◆ STATED PROBLEM:
Please count the lines in the listing below where the word "explain" appears. Give the number only.

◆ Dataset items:
==============================

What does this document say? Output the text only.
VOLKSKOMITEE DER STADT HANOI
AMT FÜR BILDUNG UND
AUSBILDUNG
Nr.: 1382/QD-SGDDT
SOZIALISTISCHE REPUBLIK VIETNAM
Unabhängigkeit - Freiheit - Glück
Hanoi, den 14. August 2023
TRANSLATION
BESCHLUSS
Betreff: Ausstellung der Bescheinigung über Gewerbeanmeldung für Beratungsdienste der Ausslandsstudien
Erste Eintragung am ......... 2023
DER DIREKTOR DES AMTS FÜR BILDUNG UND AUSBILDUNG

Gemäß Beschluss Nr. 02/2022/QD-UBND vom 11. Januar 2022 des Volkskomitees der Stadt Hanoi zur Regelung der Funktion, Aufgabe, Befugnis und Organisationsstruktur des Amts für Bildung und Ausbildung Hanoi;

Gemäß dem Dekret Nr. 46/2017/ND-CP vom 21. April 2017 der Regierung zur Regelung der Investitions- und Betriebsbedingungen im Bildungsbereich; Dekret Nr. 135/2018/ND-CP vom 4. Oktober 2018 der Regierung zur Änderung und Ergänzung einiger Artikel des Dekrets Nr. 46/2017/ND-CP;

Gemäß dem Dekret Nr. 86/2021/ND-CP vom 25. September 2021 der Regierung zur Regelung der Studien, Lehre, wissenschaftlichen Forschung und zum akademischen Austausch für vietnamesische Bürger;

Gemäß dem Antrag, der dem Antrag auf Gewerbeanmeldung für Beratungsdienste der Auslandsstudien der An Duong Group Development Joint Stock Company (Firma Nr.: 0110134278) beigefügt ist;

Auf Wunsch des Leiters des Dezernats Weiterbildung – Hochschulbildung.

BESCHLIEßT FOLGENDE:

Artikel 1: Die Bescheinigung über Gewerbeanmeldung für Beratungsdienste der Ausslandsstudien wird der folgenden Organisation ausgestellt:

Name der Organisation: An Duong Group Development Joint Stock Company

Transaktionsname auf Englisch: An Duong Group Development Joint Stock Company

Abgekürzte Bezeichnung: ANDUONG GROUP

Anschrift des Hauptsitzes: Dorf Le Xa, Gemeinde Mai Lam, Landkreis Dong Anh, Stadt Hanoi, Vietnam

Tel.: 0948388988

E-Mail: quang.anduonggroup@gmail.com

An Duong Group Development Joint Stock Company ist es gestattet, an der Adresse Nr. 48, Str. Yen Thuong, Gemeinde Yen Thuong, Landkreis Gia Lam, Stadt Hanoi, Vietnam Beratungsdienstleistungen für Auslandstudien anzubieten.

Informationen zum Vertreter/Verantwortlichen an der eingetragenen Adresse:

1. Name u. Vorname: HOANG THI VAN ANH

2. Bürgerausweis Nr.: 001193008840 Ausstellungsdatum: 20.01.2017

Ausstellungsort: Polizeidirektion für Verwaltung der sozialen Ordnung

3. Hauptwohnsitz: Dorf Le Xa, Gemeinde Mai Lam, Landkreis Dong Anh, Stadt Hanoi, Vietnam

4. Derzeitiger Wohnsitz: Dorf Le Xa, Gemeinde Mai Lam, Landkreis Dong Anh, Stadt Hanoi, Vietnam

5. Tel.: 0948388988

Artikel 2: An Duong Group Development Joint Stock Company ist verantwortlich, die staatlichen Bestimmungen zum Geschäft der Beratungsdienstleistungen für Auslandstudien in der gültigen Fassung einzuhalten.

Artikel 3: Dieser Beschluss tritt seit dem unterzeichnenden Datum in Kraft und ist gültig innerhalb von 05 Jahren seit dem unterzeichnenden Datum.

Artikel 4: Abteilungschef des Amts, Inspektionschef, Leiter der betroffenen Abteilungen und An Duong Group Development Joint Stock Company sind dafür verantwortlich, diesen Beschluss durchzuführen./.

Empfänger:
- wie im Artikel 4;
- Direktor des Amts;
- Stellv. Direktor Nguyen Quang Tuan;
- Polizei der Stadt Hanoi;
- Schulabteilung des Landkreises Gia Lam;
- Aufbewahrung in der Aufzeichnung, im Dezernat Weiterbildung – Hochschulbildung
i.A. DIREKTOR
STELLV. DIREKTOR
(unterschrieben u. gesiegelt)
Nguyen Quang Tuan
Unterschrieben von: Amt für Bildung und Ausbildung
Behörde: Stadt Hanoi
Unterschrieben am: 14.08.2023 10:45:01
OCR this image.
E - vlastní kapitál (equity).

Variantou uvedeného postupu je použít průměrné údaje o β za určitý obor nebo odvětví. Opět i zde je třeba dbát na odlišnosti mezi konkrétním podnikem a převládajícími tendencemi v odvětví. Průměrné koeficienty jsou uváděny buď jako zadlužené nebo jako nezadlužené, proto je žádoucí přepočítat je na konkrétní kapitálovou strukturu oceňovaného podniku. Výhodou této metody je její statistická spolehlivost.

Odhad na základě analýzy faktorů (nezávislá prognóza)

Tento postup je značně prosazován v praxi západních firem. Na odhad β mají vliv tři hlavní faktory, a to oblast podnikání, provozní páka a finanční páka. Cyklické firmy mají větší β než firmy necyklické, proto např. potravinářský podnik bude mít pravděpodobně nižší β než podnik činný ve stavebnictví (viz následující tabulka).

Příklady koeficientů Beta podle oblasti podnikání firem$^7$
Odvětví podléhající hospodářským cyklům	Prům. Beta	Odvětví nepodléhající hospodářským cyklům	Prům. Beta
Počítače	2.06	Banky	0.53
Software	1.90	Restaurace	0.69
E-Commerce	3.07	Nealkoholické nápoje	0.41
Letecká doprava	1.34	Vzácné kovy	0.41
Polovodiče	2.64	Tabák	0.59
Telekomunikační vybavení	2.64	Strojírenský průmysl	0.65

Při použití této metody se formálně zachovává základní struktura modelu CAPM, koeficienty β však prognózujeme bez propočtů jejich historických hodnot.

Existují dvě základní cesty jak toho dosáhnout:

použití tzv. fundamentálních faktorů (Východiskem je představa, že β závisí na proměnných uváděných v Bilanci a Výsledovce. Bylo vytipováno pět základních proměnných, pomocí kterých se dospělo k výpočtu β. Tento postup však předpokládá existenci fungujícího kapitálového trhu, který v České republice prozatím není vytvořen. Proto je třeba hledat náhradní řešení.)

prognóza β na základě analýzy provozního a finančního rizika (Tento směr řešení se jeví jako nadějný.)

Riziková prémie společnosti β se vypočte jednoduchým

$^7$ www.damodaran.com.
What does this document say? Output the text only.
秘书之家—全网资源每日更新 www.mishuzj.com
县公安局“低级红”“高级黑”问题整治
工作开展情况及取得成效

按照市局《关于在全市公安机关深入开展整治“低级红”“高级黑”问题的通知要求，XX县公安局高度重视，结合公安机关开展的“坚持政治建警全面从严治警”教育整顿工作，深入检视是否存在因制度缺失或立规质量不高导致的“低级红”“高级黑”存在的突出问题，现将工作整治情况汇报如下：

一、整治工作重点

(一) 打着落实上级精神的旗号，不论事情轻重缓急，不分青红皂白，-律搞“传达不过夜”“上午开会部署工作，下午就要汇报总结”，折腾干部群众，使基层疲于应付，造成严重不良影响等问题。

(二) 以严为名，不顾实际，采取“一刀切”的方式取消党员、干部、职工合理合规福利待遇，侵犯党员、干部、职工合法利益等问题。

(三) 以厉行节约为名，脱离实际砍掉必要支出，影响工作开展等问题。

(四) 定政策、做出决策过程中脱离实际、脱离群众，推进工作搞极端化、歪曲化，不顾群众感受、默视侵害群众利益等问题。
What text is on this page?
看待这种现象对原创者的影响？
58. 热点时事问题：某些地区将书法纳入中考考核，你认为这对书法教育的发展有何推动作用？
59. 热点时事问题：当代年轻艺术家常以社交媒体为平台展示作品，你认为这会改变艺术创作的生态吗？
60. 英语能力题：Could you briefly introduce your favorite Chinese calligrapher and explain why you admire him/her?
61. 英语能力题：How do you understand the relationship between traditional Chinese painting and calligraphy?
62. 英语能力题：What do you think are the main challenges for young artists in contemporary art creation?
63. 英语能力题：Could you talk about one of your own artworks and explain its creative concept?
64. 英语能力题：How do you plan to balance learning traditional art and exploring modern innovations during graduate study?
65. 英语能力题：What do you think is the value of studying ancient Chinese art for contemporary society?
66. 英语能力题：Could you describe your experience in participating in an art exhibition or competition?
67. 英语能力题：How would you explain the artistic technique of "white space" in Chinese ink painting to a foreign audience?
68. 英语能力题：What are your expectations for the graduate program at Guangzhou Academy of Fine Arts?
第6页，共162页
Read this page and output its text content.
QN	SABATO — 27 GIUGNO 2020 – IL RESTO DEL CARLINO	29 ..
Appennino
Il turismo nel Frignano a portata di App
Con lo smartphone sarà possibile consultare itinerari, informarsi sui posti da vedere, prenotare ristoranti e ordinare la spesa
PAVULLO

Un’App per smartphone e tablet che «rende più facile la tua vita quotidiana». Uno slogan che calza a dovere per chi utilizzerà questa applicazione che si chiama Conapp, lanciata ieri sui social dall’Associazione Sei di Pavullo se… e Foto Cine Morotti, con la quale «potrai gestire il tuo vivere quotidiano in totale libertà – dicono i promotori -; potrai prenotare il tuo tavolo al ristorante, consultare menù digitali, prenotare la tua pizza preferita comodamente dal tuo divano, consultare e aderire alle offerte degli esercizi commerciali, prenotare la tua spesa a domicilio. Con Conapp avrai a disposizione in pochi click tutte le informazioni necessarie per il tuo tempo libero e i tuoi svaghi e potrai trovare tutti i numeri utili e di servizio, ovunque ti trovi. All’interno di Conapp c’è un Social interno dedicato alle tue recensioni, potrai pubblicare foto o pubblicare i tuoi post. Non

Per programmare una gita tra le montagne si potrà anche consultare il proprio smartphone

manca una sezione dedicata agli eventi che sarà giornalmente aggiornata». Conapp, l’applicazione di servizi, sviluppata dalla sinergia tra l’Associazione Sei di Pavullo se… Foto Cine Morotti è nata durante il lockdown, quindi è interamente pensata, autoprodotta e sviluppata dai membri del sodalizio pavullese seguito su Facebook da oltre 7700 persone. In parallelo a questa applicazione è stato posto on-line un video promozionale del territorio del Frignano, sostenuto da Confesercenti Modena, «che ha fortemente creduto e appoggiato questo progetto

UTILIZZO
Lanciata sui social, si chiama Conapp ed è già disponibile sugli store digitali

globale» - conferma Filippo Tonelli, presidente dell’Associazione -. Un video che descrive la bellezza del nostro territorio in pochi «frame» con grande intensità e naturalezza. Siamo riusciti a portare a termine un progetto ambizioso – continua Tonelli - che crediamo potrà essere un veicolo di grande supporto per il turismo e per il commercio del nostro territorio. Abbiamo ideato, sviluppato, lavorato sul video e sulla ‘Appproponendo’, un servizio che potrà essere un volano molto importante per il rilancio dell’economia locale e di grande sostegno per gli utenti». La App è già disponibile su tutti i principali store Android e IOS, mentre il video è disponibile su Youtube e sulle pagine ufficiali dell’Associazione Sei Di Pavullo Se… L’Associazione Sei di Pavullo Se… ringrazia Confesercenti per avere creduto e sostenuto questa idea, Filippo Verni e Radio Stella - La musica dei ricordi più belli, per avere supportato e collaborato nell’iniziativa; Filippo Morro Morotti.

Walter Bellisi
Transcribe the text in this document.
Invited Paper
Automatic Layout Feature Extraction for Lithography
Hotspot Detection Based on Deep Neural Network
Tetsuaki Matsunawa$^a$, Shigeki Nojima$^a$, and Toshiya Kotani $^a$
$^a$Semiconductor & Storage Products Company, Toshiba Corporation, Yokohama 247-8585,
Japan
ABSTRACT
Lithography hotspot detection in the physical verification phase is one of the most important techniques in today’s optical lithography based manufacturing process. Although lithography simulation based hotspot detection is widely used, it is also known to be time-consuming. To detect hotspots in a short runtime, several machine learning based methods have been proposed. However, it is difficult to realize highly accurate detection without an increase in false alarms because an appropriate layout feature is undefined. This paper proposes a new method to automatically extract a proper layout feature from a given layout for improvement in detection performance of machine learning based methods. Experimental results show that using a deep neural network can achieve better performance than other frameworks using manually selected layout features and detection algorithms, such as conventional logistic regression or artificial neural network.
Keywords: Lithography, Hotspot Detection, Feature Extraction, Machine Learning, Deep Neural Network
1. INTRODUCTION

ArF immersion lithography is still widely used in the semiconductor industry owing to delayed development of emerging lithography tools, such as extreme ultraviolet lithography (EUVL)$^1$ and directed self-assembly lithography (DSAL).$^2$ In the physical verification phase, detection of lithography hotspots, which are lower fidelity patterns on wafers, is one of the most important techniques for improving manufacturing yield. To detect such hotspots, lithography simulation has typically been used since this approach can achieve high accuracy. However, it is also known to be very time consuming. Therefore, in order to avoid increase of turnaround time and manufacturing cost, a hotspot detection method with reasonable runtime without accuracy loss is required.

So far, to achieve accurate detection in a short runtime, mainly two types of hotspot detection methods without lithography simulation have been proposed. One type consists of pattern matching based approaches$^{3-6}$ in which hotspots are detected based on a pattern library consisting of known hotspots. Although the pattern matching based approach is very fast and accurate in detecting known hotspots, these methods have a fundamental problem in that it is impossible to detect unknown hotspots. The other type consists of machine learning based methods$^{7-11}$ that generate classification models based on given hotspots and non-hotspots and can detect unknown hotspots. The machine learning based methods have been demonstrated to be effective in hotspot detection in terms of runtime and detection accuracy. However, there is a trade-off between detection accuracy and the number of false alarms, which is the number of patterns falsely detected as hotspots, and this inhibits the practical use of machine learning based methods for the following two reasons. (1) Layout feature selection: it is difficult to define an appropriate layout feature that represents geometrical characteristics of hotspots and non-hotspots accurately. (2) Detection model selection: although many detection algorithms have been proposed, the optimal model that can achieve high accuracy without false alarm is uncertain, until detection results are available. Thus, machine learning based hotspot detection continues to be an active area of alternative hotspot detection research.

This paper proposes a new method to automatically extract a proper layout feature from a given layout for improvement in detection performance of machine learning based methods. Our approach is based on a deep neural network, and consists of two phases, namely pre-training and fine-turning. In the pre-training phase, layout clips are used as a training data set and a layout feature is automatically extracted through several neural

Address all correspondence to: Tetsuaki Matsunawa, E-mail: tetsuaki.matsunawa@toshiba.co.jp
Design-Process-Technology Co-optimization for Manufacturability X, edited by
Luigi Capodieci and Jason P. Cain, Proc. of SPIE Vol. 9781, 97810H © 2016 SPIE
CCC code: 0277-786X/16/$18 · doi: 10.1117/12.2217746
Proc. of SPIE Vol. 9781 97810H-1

==============================

◆ THE SOLUTION:
3